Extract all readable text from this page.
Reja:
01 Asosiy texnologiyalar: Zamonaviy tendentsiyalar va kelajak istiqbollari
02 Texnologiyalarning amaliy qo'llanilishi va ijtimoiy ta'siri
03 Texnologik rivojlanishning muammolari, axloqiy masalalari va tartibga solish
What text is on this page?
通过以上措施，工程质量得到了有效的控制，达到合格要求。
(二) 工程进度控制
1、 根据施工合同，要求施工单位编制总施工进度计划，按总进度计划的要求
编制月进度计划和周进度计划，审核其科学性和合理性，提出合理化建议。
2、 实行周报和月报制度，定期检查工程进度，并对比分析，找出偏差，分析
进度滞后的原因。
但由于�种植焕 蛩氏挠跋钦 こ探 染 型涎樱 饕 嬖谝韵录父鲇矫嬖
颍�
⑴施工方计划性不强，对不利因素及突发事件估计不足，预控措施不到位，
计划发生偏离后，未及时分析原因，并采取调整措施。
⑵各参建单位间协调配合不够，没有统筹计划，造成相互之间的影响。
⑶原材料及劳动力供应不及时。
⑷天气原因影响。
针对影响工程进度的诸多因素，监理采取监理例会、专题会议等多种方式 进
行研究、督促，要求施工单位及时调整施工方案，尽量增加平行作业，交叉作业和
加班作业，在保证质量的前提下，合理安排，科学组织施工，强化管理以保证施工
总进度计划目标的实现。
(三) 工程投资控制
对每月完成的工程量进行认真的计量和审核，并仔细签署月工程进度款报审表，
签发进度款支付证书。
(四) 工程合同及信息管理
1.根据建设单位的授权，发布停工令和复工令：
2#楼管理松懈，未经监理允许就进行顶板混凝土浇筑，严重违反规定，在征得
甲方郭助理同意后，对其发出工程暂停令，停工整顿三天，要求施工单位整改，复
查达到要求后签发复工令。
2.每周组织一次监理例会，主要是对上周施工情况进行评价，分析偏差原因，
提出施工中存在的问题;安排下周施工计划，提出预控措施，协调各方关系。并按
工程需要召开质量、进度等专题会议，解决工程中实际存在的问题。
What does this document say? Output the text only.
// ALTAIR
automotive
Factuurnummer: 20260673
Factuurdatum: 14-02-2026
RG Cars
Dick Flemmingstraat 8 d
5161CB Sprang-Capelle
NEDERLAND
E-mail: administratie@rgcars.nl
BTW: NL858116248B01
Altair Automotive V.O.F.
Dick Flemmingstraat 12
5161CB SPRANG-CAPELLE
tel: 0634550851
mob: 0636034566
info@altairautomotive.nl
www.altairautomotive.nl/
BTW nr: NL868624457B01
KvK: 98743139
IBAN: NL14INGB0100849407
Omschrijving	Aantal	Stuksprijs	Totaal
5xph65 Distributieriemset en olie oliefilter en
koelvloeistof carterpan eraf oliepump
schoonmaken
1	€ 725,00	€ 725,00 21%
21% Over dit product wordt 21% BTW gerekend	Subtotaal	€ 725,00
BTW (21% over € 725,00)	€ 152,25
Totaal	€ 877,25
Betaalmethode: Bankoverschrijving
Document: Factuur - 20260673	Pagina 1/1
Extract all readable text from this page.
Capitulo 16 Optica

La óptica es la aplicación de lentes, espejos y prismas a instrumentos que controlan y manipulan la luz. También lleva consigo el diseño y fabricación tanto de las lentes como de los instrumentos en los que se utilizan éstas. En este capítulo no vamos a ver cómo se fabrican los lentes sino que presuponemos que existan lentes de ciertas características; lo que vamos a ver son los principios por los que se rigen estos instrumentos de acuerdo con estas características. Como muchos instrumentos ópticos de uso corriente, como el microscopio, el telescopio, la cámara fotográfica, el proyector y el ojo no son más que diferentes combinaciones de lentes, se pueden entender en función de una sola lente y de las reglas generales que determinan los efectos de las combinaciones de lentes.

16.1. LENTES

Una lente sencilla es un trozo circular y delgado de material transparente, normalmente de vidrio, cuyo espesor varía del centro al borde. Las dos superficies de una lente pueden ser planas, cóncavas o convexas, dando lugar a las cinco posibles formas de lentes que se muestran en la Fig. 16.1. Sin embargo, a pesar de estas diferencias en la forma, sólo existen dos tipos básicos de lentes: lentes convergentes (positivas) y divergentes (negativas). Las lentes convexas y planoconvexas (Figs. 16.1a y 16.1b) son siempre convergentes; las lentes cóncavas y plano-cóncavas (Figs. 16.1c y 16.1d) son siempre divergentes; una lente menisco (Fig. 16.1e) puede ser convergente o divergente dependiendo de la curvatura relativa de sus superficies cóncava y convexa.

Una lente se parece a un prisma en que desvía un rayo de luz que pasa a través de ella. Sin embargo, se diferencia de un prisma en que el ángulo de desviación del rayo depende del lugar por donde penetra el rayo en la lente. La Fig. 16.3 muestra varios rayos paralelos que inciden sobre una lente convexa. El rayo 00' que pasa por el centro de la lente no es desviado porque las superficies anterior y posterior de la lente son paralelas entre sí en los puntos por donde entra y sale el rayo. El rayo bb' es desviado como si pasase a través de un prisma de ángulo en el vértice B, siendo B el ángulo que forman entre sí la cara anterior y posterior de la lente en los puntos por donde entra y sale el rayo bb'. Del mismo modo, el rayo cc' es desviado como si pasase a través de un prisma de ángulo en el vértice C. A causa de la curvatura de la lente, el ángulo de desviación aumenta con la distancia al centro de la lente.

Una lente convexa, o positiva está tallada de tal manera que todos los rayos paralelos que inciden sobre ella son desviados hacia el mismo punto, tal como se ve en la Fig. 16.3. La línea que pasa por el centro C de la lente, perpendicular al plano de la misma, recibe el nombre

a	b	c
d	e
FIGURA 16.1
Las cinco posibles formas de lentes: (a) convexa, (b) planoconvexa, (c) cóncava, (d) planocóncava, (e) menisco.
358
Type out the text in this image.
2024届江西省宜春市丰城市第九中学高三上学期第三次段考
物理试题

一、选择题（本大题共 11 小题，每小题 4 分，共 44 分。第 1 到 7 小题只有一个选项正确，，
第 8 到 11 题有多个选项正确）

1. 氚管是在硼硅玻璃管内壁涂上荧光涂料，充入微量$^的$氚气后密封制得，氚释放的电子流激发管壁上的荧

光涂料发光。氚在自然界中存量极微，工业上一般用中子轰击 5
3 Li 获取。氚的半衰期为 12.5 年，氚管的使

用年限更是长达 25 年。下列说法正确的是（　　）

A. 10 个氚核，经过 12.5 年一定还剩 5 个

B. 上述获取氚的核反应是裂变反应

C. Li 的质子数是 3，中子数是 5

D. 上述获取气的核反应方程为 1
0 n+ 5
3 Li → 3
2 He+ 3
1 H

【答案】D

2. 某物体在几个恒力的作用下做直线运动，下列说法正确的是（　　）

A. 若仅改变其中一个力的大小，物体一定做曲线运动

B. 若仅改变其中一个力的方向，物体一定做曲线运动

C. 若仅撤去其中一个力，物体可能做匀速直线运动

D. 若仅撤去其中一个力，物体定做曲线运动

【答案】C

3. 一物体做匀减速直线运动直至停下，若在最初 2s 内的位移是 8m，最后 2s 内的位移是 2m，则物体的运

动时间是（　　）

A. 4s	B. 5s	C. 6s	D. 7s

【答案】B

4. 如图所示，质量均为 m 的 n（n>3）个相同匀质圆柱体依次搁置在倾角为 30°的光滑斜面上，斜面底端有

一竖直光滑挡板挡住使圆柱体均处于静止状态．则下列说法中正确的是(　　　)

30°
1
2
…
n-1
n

◇ ◇ ◇ ◇

◆ EXERCISE DIRECTIONS: Each entry must be reproduced verbatim.

◆ SOLUTION:
Extract all readable text from this page.
Reja:
01 Asosiy texnologiyalar: Zamonaviy tendentsiyalar va kelajak istiqbollari
02 Texnologiyalarning amaliy qo'llanilishi va ijtimoiy ta'siri
03 Texnologik rivojlanishning muammolari, axloqiy masalalari va tartibga solish
What text is on this page?
通过以上措施，工程质量得到了有效的控制，达到合格要求。
(二) 工程进度控制
1、 根据施工合同，要求施工单位编制总施工进度计划，按总进度计划的要求
编制月进度计划和周进度计划，审核其科学性和合理性，提出合理化建议。
2、 实行周报和月报制度，定期检查工程进度，并对比分析，找出偏差，分析
进度滞后的原因。
但由于�种植焕 蛩氏挠跋钦 こ探 染 型涎樱 饕 嬖谝韵录父鲇矫嬖
颍�
⑴施工方计划性不强，对不利因素及突发事件估计不足，预控措施不到位，
计划发生偏离后，未及时分析原因，并采取调整措施。
⑵各参建单位间协调配合不够，没有统筹计划，造成相互之间的影响。
⑶原材料及劳动力供应不及时。
⑷天气原因影响。
针对影响工程进度的诸多因素，监理采取监理例会、专题会议等多种方式 进
行研究、督促，要求施工单位及时调整施工方案，尽量增加平行作业，交叉作业和
加班作业，在保证质量的前提下，合理安排，科学组织施工，强化管理以保证施工
总进度计划目标的实现。
(三) 工程投资控制
对每月完成的工程量进行认真的计量和审核，并仔细签署月工程进度款报审表，
签发进度款支付证书。
(四) 工程合同及信息管理
1.根据建设单位的授权，发布停工令和复工令：
2#楼管理松懈，未经监理允许就进行顶板混凝土浇筑，严重违反规定，在征得
甲方郭助理同意后，对其发出工程暂停令，停工整顿三天，要求施工单位整改，复
查达到要求后签发复工令。
2.每周组织一次监理例会，主要是对上周施工情况进行评价，分析偏差原因，
提出施工中存在的问题;安排下周施工计划，提出预控措施，协调各方关系。并按
工程需要召开质量、进度等专题会议，解决工程中实际存在的问题。
What does this document say? Output the text only.
// ALTAIR
automotive
Factuurnummer: 20260673
Factuurdatum: 14-02-2026
RG Cars
Dick Flemmingstraat 8 d
5161CB Sprang-Capelle
NEDERLAND
E-mail: administratie@rgcars.nl
BTW: NL858116248B01
Altair Automotive V.O.F.
Dick Flemmingstraat 12
5161CB SPRANG-CAPELLE
tel: 0634550851
mob: 0636034566
info@altairautomotive.nl
www.altairautomotive.nl/
BTW nr: NL868624457B01
KvK: 98743139
IBAN: NL14INGB0100849407
Omschrijving	Aantal	Stuksprijs	Totaal
5xph65 Distributieriemset en olie oliefilter en
koelvloeistof carterpan eraf oliepump
schoonmaken
1	€ 725,00	€ 725,00 21%
21% Over dit product wordt 21% BTW gerekend	Subtotaal	€ 725,00
BTW (21% over € 725,00)	€ 152,25
Totaal	€ 877,25
Betaalmethode: Bankoverschrijving
Document: Factuur - 20260673	Pagina 1/1
Extract all readable text from this page.
Capitulo 16 Optica

La óptica es la aplicación de lentes, espejos y prismas a instrumentos que controlan y manipulan la luz. También lleva consigo el diseño y fabricación tanto de las lentes como de los instrumentos en los que se utilizan éstas. En este capítulo no vamos a ver cómo se fabrican los lentes sino que presuponemos que existan lentes de ciertas características; lo que vamos a ver son los principios por los que se rigen estos instrumentos de acuerdo con estas características. Como muchos instrumentos ópticos de uso corriente, como el microscopio, el telescopio, la cámara fotográfica, el proyector y el ojo no son más que diferentes combinaciones de lentes, se pueden entender en función de una sola lente y de las reglas generales que determinan los efectos de las combinaciones de lentes.

16.1. LENTES

Una lente sencilla es un trozo circular y delgado de material transparente, normalmente de vidrio, cuyo espesor varía del centro al borde. Las dos superficies de una lente pueden ser planas, cóncavas o convexas, dando lugar a las cinco posibles formas de lentes que se muestran en la Fig. 16.1. Sin embargo, a pesar de estas diferencias en la forma, sólo existen dos tipos básicos de lentes: lentes convergentes (positivas) y divergentes (negativas). Las lentes convexas y planoconvexas (Figs. 16.1a y 16.1b) son siempre convergentes; las lentes cóncavas y plano-cóncavas (Figs. 16.1c y 16.1d) son siempre divergentes; una lente menisco (Fig. 16.1e) puede ser convergente o divergente dependiendo de la curvatura relativa de sus superficies cóncava y convexa.

Una lente se parece a un prisma en que desvía un rayo de luz que pasa a través de ella. Sin embargo, se diferencia de un prisma en que el ángulo de desviación del rayo depende del lugar por donde penetra el rayo en la lente. La Fig. 16.3 muestra varios rayos paralelos que inciden sobre una lente convexa. El rayo 00' que pasa por el centro de la lente no es desviado porque las superficies anterior y posterior de la lente son paralelas entre sí en los puntos por donde entra y sale el rayo. El rayo bb' es desviado como si pasase a través de un prisma de ángulo en el vértice B, siendo B el ángulo que forman entre sí la cara anterior y posterior de la lente en los puntos por donde entra y sale el rayo bb'. Del mismo modo, el rayo cc' es desviado como si pasase a través de un prisma de ángulo en el vértice C. A causa de la curvatura de la lente, el ángulo de desviación aumenta con la distancia al centro de la lente.

Una lente convexa, o positiva está tallada de tal manera que todos los rayos paralelos que inciden sobre ella son desviados hacia el mismo punto, tal como se ve en la Fig. 16.3. La línea que pasa por el centro C de la lente, perpendicular al plano de la misma, recibe el nombre

a	b	c
d	e
FIGURA 16.1
Las cinco posibles formas de lentes: (a) convexa, (b) planoconvexa, (c) cóncava, (d) planocóncava, (e) menisco.
358
Type out the text in this image.
2024届江西省宜春市丰城市第九中学高三上学期第三次段考
物理试题

一、选择题（本大题共 11 小题，每小题 4 分，共 44 分。第 1 到 7 小题只有一个选项正确，，
第 8 到 11 题有多个选项正确）

1. 氚管是在硼硅玻璃管内壁涂上荧光涂料，充入微量$^的$氚气后密封制得，氚释放的电子流激发管壁上的荧

光涂料发光。氚在自然界中存量极微，工业上一般用中子轰击 5
3 Li 获取。氚的半衰期为 12.5 年，氚管的使

用年限更是长达 25 年。下列说法正确的是（　　）

A. 10 个氚核，经过 12.5 年一定还剩 5 个

B. 上述获取氚的核反应是裂变反应

C. Li 的质子数是 3，中子数是 5

D. 上述获取气的核反应方程为 1
0 n+ 5
3 Li → 3
2 He+ 3
1 H

【答案】D

2. 某物体在几个恒力的作用下做直线运动，下列说法正确的是（　　）

A. 若仅改变其中一个力的大小，物体一定做曲线运动

B. 若仅改变其中一个力的方向，物体一定做曲线运动

C. 若仅撤去其中一个力，物体可能做匀速直线运动

D. 若仅撤去其中一个力，物体定做曲线运动

【答案】C

3. 一物体做匀减速直线运动直至停下，若在最初 2s 内的位移是 8m，最后 2s 内的位移是 2m，则物体的运

动时间是（　　）

A. 4s	B. 5s	C. 6s	D. 7s

【答案】B

4. 如图所示，质量均为 m 的 n（n>3）个相同匀质圆柱体依次搁置在倾角为 30°的光滑斜面上，斜面底端有

一竖直光滑挡板挡住使圆柱体均处于静止状态．则下列说法中正确的是(　　　)

30°
1
2
…
n-1
n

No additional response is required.